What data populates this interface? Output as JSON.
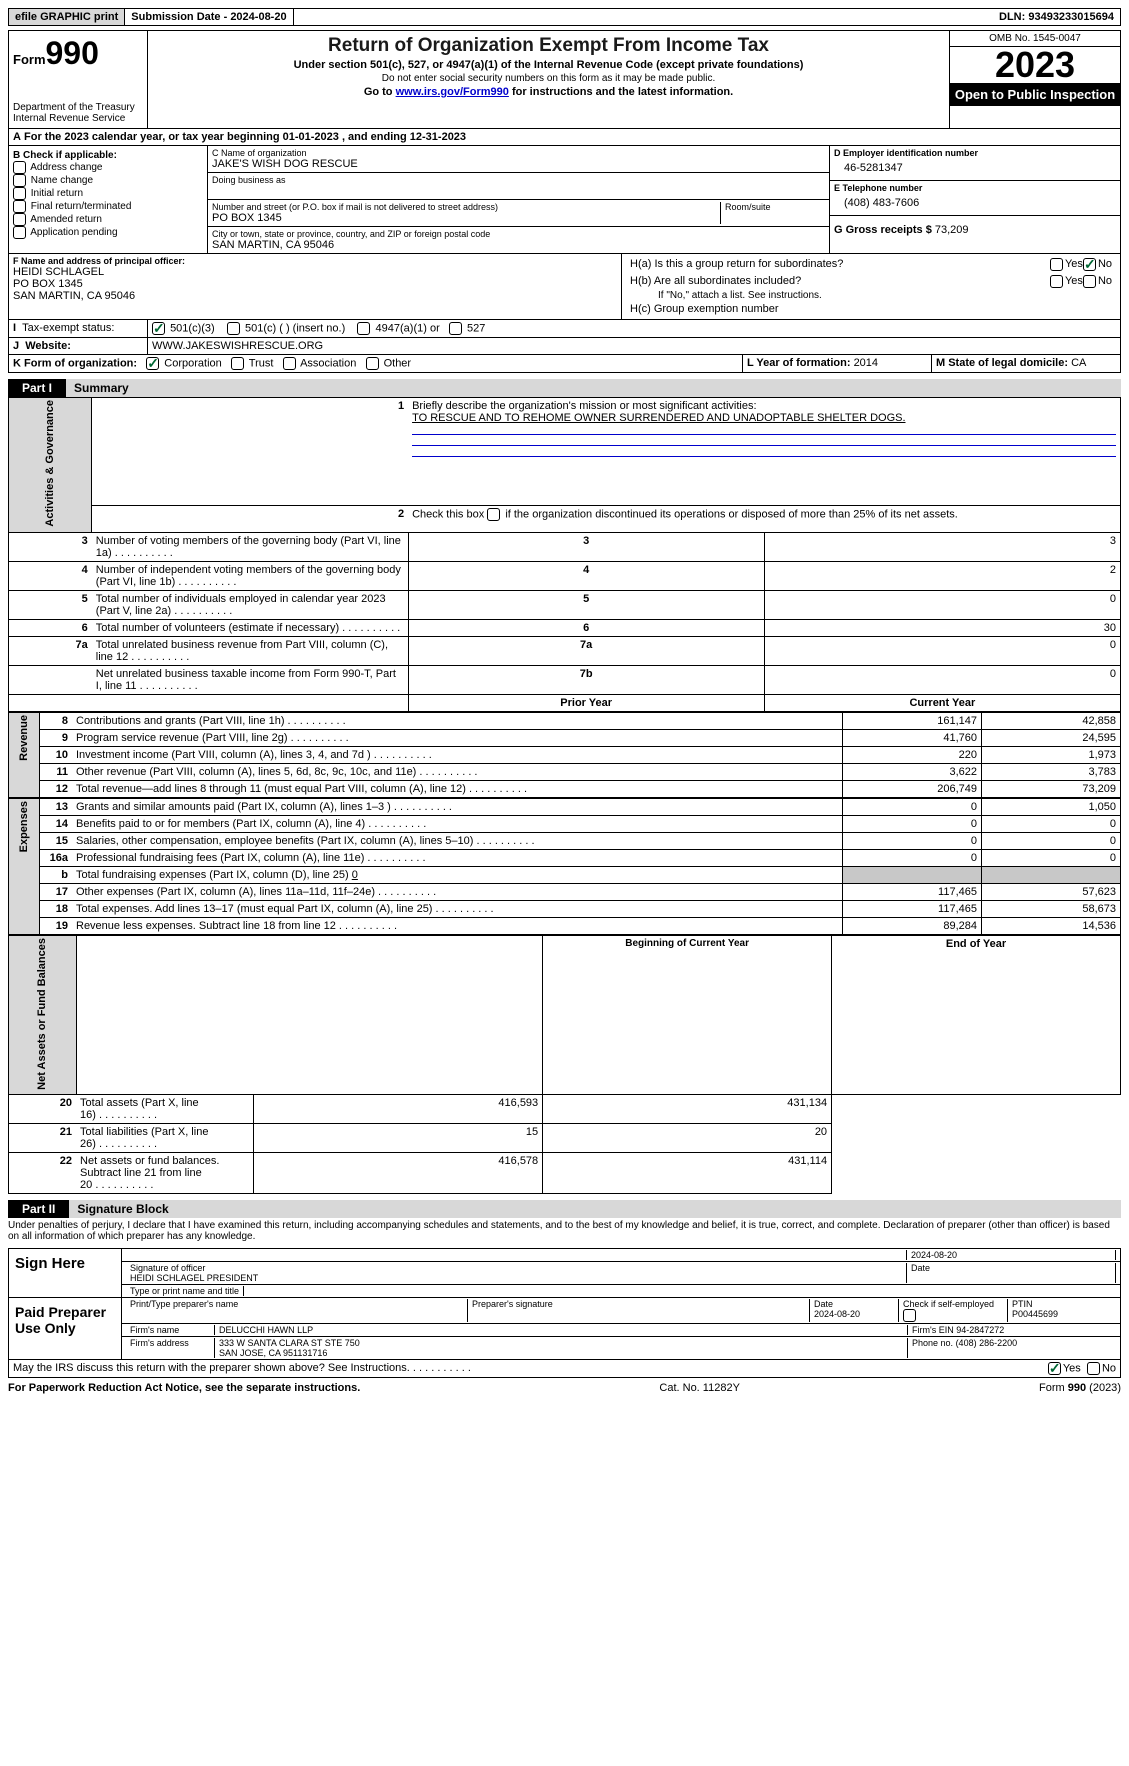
{
  "bar": {
    "efile": "efile GRAPHIC print",
    "sub": "Submission Date - 2024-08-20",
    "dln": "DLN: 93493233015694"
  },
  "hdr": {
    "form": "Form",
    "n": "990",
    "title": "Return of Organization Exempt From Income Tax",
    "sub": "Under section 501(c), 527, or 4947(a)(1) of the Internal Revenue Code (except private foundations)",
    "warn": "Do not enter social security numbers on this form as it may be made public.",
    "goto": "Go to ",
    "url": "www.irs.gov/Form990",
    "goto2": " for instructions and the latest information.",
    "dept": "Department of the Treasury",
    "irs": "Internal Revenue Service",
    "omb": "OMB No. 1545-0047",
    "year": "2023",
    "otp": "Open to Public Inspection"
  },
  "A": {
    "txt": "For the 2023 calendar year, or tax year beginning 01-01-2023   , and ending 12-31-2023"
  },
  "B": {
    "hdr": "B Check if applicable:",
    "items": [
      "Address change",
      "Name change",
      "Initial return",
      "Final return/terminated",
      "Amended return",
      "Application pending"
    ]
  },
  "C": {
    "nameHdr": "C Name of organization",
    "name": "JAKE'S WISH DOG RESCUE",
    "dba": "Doing business as",
    "addrHdr": "Number and street (or P.O. box if mail is not delivered to street address)",
    "room": "Room/suite",
    "addr": "PO BOX 1345",
    "cityHdr": "City or town, state or province, country, and ZIP or foreign postal code",
    "city": "SAN MARTIN, CA  95046"
  },
  "D": {
    "hdr": "D Employer identification number",
    "ein": "46-5281347"
  },
  "E": {
    "hdr": "E Telephone number",
    "tel": "(408) 483-7606"
  },
  "G": {
    "hdr": "G Gross receipts $ ",
    "val": "73,209"
  },
  "F": {
    "hdr": "F  Name and address of principal officer:",
    "name": "HEIDI SCHLAGEL",
    "l1": "PO BOX 1345",
    "l2": "SAN MARTIN, CA  95046"
  },
  "H": {
    "a": "H(a)  Is this a group return for subordinates?",
    "b": "H(b)  Are all subordinates included?",
    "bnote": "If \"No,\" attach a list. See instructions.",
    "c": "H(c)  Group exemption number",
    "yes": "Yes",
    "no": "No"
  },
  "I": {
    "hdr": "Tax-exempt status:",
    "o1": "501(c)(3)",
    "o2": "501(c) (  ) (insert no.)",
    "o3": "4947(a)(1) or",
    "o4": "527"
  },
  "J": {
    "hdr": "Website:",
    "val": "WWW.JAKESWISHRESCUE.ORG"
  },
  "K": {
    "hdr": "K Form of organization:",
    "o1": "Corporation",
    "o2": "Trust",
    "o3": "Association",
    "o4": "Other"
  },
  "L": {
    "hdr": "L Year of formation: ",
    "val": "2014"
  },
  "M": {
    "hdr": "M State of legal domicile: ",
    "val": "CA"
  },
  "P1": {
    "lbl": "Part I",
    "t": "Summary"
  },
  "s1": {
    "n": "1",
    "t": "Briefly describe the organization's mission or most significant activities:",
    "m": "TO RESCUE AND TO REHOME OWNER SURRENDERED AND UNADOPTABLE SHELTER DOGS."
  },
  "s2": {
    "n": "2",
    "t": "Check this box ",
    "t2": " if the organization discontinued its operations or disposed of more than 25% of its net assets."
  },
  "gov": [
    {
      "n": "3",
      "t": "Number of voting members of the governing body (Part VI, line 1a)",
      "b": "3",
      "v": "3"
    },
    {
      "n": "4",
      "t": "Number of independent voting members of the governing body (Part VI, line 1b)",
      "b": "4",
      "v": "2"
    },
    {
      "n": "5",
      "t": "Total number of individuals employed in calendar year 2023 (Part V, line 2a)",
      "b": "5",
      "v": "0"
    },
    {
      "n": "6",
      "t": "Total number of volunteers (estimate if necessary)",
      "b": "6",
      "v": "30"
    },
    {
      "n": "7a",
      "t": "Total unrelated business revenue from Part VIII, column (C), line 12",
      "b": "7a",
      "v": "0"
    },
    {
      "n": "",
      "t": "Net unrelated business taxable income from Form 990-T, Part I, line 11",
      "b": "7b",
      "v": "0"
    }
  ],
  "colh": {
    "py": "Prior Year",
    "cy": "Current Year",
    "bcy": "Beginning of Current Year",
    "eoy": "End of Year"
  },
  "rev": [
    {
      "n": "8",
      "t": "Contributions and grants (Part VIII, line 1h)",
      "p": "161,147",
      "c": "42,858"
    },
    {
      "n": "9",
      "t": "Program service revenue (Part VIII, line 2g)",
      "p": "41,760",
      "c": "24,595"
    },
    {
      "n": "10",
      "t": "Investment income (Part VIII, column (A), lines 3, 4, and 7d )",
      "p": "220",
      "c": "1,973"
    },
    {
      "n": "11",
      "t": "Other revenue (Part VIII, column (A), lines 5, 6d, 8c, 9c, 10c, and 11e)",
      "p": "3,622",
      "c": "3,783"
    },
    {
      "n": "12",
      "t": "Total revenue—add lines 8 through 11 (must equal Part VIII, column (A), line 12)",
      "p": "206,749",
      "c": "73,209"
    }
  ],
  "exp": [
    {
      "n": "13",
      "t": "Grants and similar amounts paid (Part IX, column (A), lines 1–3 )",
      "p": "0",
      "c": "1,050"
    },
    {
      "n": "14",
      "t": "Benefits paid to or for members (Part IX, column (A), line 4)",
      "p": "0",
      "c": "0"
    },
    {
      "n": "15",
      "t": "Salaries, other compensation, employee benefits (Part IX, column (A), lines 5–10)",
      "p": "0",
      "c": "0"
    },
    {
      "n": "16a",
      "t": "Professional fundraising fees (Part IX, column (A), line 11e)",
      "p": "0",
      "c": "0"
    },
    {
      "n": "b",
      "t": "Total fundraising expenses (Part IX, column (D), line 25) ",
      "tv": "0",
      "gray": true
    },
    {
      "n": "17",
      "t": "Other expenses (Part IX, column (A), lines 11a–11d, 11f–24e)",
      "p": "117,465",
      "c": "57,623"
    },
    {
      "n": "18",
      "t": "Total expenses. Add lines 13–17 (must equal Part IX, column (A), line 25)",
      "p": "117,465",
      "c": "58,673"
    },
    {
      "n": "19",
      "t": "Revenue less expenses. Subtract line 18 from line 12",
      "p": "89,284",
      "c": "14,536"
    }
  ],
  "net": [
    {
      "n": "20",
      "t": "Total assets (Part X, line 16)",
      "p": "416,593",
      "c": "431,134"
    },
    {
      "n": "21",
      "t": "Total liabilities (Part X, line 26)",
      "p": "15",
      "c": "20"
    },
    {
      "n": "22",
      "t": "Net assets or fund balances. Subtract line 21 from line 20",
      "p": "416,578",
      "c": "431,114"
    }
  ],
  "vtabs": {
    "gov": "Activities & Governance",
    "rev": "Revenue",
    "exp": "Expenses",
    "net": "Net Assets or Fund Balances"
  },
  "P2": {
    "lbl": "Part II",
    "t": "Signature Block"
  },
  "pen": "Under penalties of perjury, I declare that I have examined this return, including accompanying schedules and statements, and to the best of my knowledge and belief, it is true, correct, and complete. Declaration of preparer (other than officer) is based on all information of which preparer has any knowledge.",
  "sign": {
    "here": "Sign Here",
    "sigoff": "Signature of officer",
    "date": "Date",
    "dt": "2024-08-20",
    "name": "HEIDI SCHLAGEL PRESIDENT",
    "type": "Type or print name and title"
  },
  "prep": {
    "lbl": "Paid Preparer Use Only",
    "pn": "Print/Type preparer's name",
    "ps": "Preparer's signature",
    "dt": "Date",
    "dtv": "2024-08-20",
    "chk": "Check         if self-employed",
    "ptin": "PTIN",
    "ptinv": "P00445699",
    "fn": "Firm's name",
    "fnv": "DELUCCHI HAWN LLP",
    "fein": "Firm's EIN",
    "feinv": "94-2847272",
    "fa": "Firm's address",
    "fav1": "333 W SANTA CLARA ST STE 750",
    "fav2": "SAN JOSE, CA  951131716",
    "ph": "Phone no.",
    "phv": "(408) 286-2200"
  },
  "may": {
    "t": "May the IRS discuss this return with the preparer shown above? See Instructions.",
    "yes": "Yes",
    "no": "No"
  },
  "ftr": {
    "l": "For Paperwork Reduction Act Notice, see the separate instructions.",
    "c": "Cat. No. 11282Y",
    "r": "Form 990 (2023)"
  }
}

——————

__Written exercise__.
Return, from the data, each line that has the word "must" in it.

__Full response__.
      "t": "Total revenue—add lines 8 through 11 (must equal Part VIII, column (A), line 12)",
      "t": "Total expenses. Add lines 13–17 (must equal Part IX, column (A), line 25)",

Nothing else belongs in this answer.